**Records provided**

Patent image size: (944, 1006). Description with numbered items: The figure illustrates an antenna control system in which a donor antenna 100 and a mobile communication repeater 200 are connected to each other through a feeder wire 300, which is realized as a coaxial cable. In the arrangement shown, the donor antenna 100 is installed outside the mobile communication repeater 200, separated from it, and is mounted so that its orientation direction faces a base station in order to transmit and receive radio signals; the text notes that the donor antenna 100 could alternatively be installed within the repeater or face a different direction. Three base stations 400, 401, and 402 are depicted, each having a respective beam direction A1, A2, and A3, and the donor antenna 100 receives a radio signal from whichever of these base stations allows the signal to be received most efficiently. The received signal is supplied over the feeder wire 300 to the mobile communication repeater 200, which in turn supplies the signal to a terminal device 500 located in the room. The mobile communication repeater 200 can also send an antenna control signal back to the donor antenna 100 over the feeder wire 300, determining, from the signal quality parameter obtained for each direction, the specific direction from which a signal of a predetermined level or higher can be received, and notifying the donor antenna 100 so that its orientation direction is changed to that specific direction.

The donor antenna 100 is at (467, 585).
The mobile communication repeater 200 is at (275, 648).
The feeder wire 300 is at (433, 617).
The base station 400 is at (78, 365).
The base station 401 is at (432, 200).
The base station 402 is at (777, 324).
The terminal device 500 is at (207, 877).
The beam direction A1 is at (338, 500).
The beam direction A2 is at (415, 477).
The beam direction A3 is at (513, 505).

**Do this**
Reproduce every line of the records above word for word.

**The answer**
Patent image size: (944, 1006). Description with numbered items: The figure illustrates an antenna control system in which a donor antenna 100 and a mobile communication repeater 200 are connected to each other through a feeder wire 300, which is realized as a coaxial cable. In the arrangement shown, the donor antenna 100 is installed outside the mobile communication repeater 200, separated from it, and is mounted so that its orientation direction faces a base station in order to transmit and receive radio signals; the text notes that the donor antenna 100 could alternatively be installed within the repeater or face a different direction. Three base stations 400, 401, and 402 are depicted, each having a respective beam direction A1, A2, and A3, and the donor antenna 100 receives a radio signal from whichever of these base stations allows the signal to be received most efficiently. The received signal is supplied over the feeder wire 300 to the mobile communication repeater 200, which in turn supplies the signal to a terminal device 500 located in the room. The mobile communication repeater 200 can also send an antenna control signal back to the donor antenna 100 over the feeder wire 300, determining, from the signal quality parameter obtained for each direction, the specific direction from which a signal of a predetermined level or higher can be received, and notifying the donor antenna 100 so that its orientation direction is changed to that specific direction.

The donor antenna 100 is at (467, 585).
The mobile communication repeater 200 is at (275, 648).
The feeder wire 300 is at (433, 617).
The base station 400 is at (78, 365).
The base station 401 is at (432, 200).
The base station 402 is at (777, 324).
The terminal device 500 is at (207, 877).
The beam direction A1 is at (338, 500).
The beam direction A2 is at (415, 477).
The beam direction A3 is at (513, 505).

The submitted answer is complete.